Task details »
Print the listing below in its entirety, character for character.

Supplied material »
──────────────────────────────

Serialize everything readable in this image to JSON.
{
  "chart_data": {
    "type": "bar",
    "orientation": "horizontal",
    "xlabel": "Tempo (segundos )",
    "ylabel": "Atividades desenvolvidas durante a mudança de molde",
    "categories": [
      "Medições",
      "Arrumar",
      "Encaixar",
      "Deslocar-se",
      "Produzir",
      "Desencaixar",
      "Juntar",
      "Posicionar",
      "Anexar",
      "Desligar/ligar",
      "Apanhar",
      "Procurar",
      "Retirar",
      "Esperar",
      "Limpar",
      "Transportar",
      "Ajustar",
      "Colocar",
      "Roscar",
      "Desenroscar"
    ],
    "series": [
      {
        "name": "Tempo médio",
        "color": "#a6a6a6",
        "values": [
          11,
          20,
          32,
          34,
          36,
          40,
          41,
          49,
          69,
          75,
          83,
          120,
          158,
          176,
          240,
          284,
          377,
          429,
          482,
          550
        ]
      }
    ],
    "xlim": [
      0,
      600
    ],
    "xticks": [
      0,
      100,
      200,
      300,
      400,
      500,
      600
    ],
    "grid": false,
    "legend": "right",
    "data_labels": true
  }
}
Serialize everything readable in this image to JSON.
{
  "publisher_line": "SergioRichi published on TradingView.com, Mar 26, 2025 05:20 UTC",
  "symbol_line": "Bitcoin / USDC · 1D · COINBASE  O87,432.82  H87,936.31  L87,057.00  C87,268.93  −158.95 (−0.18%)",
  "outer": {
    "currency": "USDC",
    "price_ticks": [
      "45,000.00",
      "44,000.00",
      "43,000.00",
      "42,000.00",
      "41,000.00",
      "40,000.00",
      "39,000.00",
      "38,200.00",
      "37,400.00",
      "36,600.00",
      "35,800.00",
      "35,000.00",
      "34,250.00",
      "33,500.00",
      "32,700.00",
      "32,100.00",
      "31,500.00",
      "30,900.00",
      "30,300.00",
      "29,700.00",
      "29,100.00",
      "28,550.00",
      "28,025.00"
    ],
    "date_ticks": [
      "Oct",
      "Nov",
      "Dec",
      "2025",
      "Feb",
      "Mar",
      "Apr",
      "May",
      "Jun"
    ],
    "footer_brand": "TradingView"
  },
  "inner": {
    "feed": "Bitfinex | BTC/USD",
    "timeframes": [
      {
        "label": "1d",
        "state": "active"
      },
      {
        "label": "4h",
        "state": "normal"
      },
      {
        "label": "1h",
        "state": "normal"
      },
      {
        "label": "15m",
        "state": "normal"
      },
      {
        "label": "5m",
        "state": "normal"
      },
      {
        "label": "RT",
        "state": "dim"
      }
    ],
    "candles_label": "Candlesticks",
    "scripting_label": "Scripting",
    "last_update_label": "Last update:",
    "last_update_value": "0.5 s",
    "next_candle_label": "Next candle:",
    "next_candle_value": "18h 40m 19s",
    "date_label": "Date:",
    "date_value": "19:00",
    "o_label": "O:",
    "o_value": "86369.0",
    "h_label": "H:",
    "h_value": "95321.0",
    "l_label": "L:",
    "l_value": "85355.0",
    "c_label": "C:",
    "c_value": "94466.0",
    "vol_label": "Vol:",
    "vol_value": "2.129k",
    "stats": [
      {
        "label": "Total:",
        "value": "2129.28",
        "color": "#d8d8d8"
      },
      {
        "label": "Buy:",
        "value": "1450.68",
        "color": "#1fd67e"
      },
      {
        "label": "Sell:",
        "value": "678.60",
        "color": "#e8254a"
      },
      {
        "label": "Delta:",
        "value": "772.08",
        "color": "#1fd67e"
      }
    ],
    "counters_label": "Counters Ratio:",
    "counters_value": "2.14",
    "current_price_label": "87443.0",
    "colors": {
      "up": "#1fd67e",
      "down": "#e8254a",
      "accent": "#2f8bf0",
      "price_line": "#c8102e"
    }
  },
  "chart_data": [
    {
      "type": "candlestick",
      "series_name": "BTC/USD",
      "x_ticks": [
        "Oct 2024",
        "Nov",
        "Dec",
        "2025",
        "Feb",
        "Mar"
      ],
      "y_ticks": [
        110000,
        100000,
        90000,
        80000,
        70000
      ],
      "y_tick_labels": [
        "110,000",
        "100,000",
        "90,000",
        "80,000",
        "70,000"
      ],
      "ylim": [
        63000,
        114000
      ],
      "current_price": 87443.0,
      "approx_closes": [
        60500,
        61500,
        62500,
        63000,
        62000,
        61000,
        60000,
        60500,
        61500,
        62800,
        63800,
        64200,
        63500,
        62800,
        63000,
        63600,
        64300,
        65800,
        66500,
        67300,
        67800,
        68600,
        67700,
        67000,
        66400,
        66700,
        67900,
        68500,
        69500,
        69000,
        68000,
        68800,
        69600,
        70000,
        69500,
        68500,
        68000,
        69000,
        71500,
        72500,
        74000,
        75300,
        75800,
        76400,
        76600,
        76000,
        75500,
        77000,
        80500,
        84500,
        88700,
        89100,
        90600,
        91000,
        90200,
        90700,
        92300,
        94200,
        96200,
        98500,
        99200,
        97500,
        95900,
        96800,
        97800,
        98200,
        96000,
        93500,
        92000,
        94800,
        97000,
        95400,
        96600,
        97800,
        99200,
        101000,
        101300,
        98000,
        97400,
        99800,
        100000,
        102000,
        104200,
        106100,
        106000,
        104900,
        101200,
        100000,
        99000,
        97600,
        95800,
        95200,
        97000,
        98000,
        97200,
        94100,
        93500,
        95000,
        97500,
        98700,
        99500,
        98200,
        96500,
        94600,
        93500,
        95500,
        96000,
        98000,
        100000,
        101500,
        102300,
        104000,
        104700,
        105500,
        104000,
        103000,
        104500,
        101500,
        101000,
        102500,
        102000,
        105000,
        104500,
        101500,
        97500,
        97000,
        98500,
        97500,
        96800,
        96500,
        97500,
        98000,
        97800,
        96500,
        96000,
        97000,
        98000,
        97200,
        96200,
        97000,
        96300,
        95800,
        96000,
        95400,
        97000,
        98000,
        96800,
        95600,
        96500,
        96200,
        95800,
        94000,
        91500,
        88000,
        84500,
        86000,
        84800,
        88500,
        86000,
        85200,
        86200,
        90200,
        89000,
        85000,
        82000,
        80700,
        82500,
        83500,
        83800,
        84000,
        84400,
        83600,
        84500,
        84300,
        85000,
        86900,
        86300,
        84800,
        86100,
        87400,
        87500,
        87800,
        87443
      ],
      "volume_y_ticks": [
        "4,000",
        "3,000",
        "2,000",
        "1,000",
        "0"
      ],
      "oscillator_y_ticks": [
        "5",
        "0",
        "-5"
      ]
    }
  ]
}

──────────────────────────────

Response »
Serialize everything readable in this image to JSON.
{
  "chart_data": {
    "type": "bar",
    "orientation": "horizontal",
    "xlabel": "Tempo (segundos )",
    "ylabel": "Atividades desenvolvidas durante a mudança de molde",
    "categories": [
      "Medições",
      "Arrumar",
      "Encaixar",
      "Deslocar-se",
      "Produzir",
      "Desencaixar",
      "Juntar",
      "Posicionar",
      "Anexar",
      "Desligar/ligar",
      "Apanhar",
      "Procurar",
      "Retirar",
      "Esperar",
      "Limpar",
      "Transportar",
      "Ajustar",
      "Colocar",
      "Roscar",
      "Desenroscar"
    ],
    "series": [
      {
        "name": "Tempo médio",
        "color": "#a6a6a6",
        "values": [
          11,
          20,
          32,
          34,
          36,
          40,
          41,
          49,
          69,
          75,
          83,
          120,
          158,
          176,
          240,
          284,
          377,
          429,
          482,
          550
        ]
      }
    ],
    "xlim": [
      0,
      600
    ],
    "xticks": [
      0,
      100,
      200,
      300,
      400,
      500,
      600
    ],
    "grid": false,
    "legend": "right",
    "data_labels": true
  }
}
Serialize everything readable in this image to JSON.
{
  "publisher_line": "SergioRichi published on TradingView.com, Mar 26, 2025 05:20 UTC",
  "symbol_line": "Bitcoin / USDC · 1D · COINBASE  O87,432.82  H87,936.31  L87,057.00  C87,268.93  −158.95 (−0.18%)",
  "outer": {
    "currency": "USDC",
    "price_ticks": [
      "45,000.00",
      "44,000.00",
      "43,000.00",
      "42,000.00",
      "41,000.00",
      "40,000.00",
      "39,000.00",
      "38,200.00",
      "37,400.00",
      "36,600.00",
      "35,800.00",
      "35,000.00",
      "34,250.00",
      "33,500.00",
      "32,700.00",
      "32,100.00",
      "31,500.00",
      "30,900.00",
      "30,300.00",
      "29,700.00",
      "29,100.00",
      "28,550.00",
      "28,025.00"
    ],
    "date_ticks": [
      "Oct",
      "Nov",
      "Dec",
      "2025",
      "Feb",
      "Mar",
      "Apr",
      "May",
      "Jun"
    ],
    "footer_brand": "TradingView"
  },
  "inner": {
    "feed": "Bitfinex | BTC/USD",
    "timeframes": [
      {
        "label": "1d",
        "state": "active"
      },
      {
        "label": "4h",
        "state": "normal"
      },
      {
        "label": "1h",
        "state": "normal"
      },
      {
        "label": "15m",
        "state": "normal"
      },
      {
        "label": "5m",
        "state": "normal"
      },
      {
        "label": "RT",
        "state": "dim"
      }
    ],
    "candles_label": "Candlesticks",
    "scripting_label": "Scripting",
    "last_update_label": "Last update:",
    "last_update_value": "0.5 s",
    "next_candle_label": "Next candle:",
    "next_candle_value": "18h 40m 19s",
    "date_label": "Date:",
    "date_value": "19:00",
    "o_label": "O:",
    "o_value": "86369.0",
    "h_label": "H:",
    "h_value": "95321.0",
    "l_label": "L:",
    "l_value": "85355.0",
    "c_label": "C:",
    "c_value": "94466.0",
    "vol_label": "Vol:",
    "vol_value": "2.129k",
    "stats": [
      {
        "label": "Total:",
        "value": "2129.28",
        "color": "#d8d8d8"
      },
      {
        "label": "Buy:",
        "value": "1450.68",
        "color": "#1fd67e"
      },
      {
        "label": "Sell:",
        "value": "678.60",
        "color": "#e8254a"
      },
      {
        "label": "Delta:",
        "value": "772.08",
        "color": "#1fd67e"
      }
    ],
    "counters_label": "Counters Ratio:",
    "counters_value": "2.14",
    "current_price_label": "87443.0",
    "colors": {
      "up": "#1fd67e",
      "down": "#e8254a",
      "accent": "#2f8bf0",
      "price_line": "#c8102e"
    }
  },
  "chart_data": [
    {
      "type": "candlestick",
      "series_name": "BTC/USD",
      "x_ticks": [
        "Oct 2024",
        "Nov",
        "Dec",
        "2025",
        "Feb",
        "Mar"
      ],
      "y_ticks": [
        110000,
        100000,
        90000,
        80000,
        70000
      ],
      "y_tick_labels": [
        "110,000",
        "100,000",
        "90,000",
        "80,000",
        "70,000"
      ],
      "ylim": [
        63000,
        114000
      ],
      "current_price": 87443.0,
      "approx_closes": [
        60500,
        61500,
        62500,
        63000,
        62000,
        61000,
        60000,
        60500,
        61500,
        62800,
        63800,
        64200,
        63500,
        62800,
        63000,
        63600,
        64300,
        65800,
        66500,
        67300,
        67800,
        68600,
        67700,
        67000,
        66400,
        66700,
        67900,
        68500,
        69500,
        69000,
        68000,
        68800,
        69600,
        70000,
        69500,
        68500,
        68000,
        69000,
        71500,
        72500,
        74000,
        75300,
        75800,
        76400,
        76600,
        76000,
        75500,
        77000,
        80500,
        84500,
        88700,
        89100,
        90600,
        91000,
        90200,
        90700,
        92300,
        94200,
        96200,
        98500,
        99200,
        97500,
        95900,
        96800,
        97800,
        98200,
        96000,
        93500,
        92000,
        94800,
        97000,
        95400,
        96600,
        97800,
        99200,
        101000,
        101300,
        98000,
        97400,
        99800,
        100000,
        102000,
        104200,
        106100,
        106000,
        104900,
        101200,
        100000,
        99000,
        97600,
        95800,
        95200,
        97000,
        98000,
        97200,
        94100,
        93500,
        95000,
        97500,
        98700,
        99500,
        98200,
        96500,
        94600,
        93500,
        95500,
        96000,
        98000,
        100000,
        101500,
        102300,
        104000,
        104700,
        105500,
        104000,
        103000,
        104500,
        101500,
        101000,
        102500,
        102000,
        105000,
        104500,
        101500,
        97500,
        97000,
        98500,
        97500,
        96800,
        96500,
        97500,
        98000,
        97800,
        96500,
        96000,
        97000,
        98000,
        97200,
        96200,
        97000,
        96300,
        95800,
        96000,
        95400,
        97000,
        98000,
        96800,
        95600,
        96500,
        96200,
        95800,
        94000,
        91500,
        88000,
        84500,
        86000,
        84800,
        88500,
        86000,
        85200,
        86200,
        90200,
        89000,
        85000,
        82000,
        80700,
        82500,
        83500,
        83800,
        84000,
        84400,
        83600,
        84500,
        84300,
        85000,
        86900,
        86300,
        84800,
        86100,
        87400,
        87500,
        87800,
        87443
      ],
      "volume_y_ticks": [
        "4,000",
        "3,000",
        "2,000",
        "1,000",
        "0"
      ],
      "oscillator_y_ticks": [
        "5",
        "0",
        "-5"
      ]
    }
  ]
}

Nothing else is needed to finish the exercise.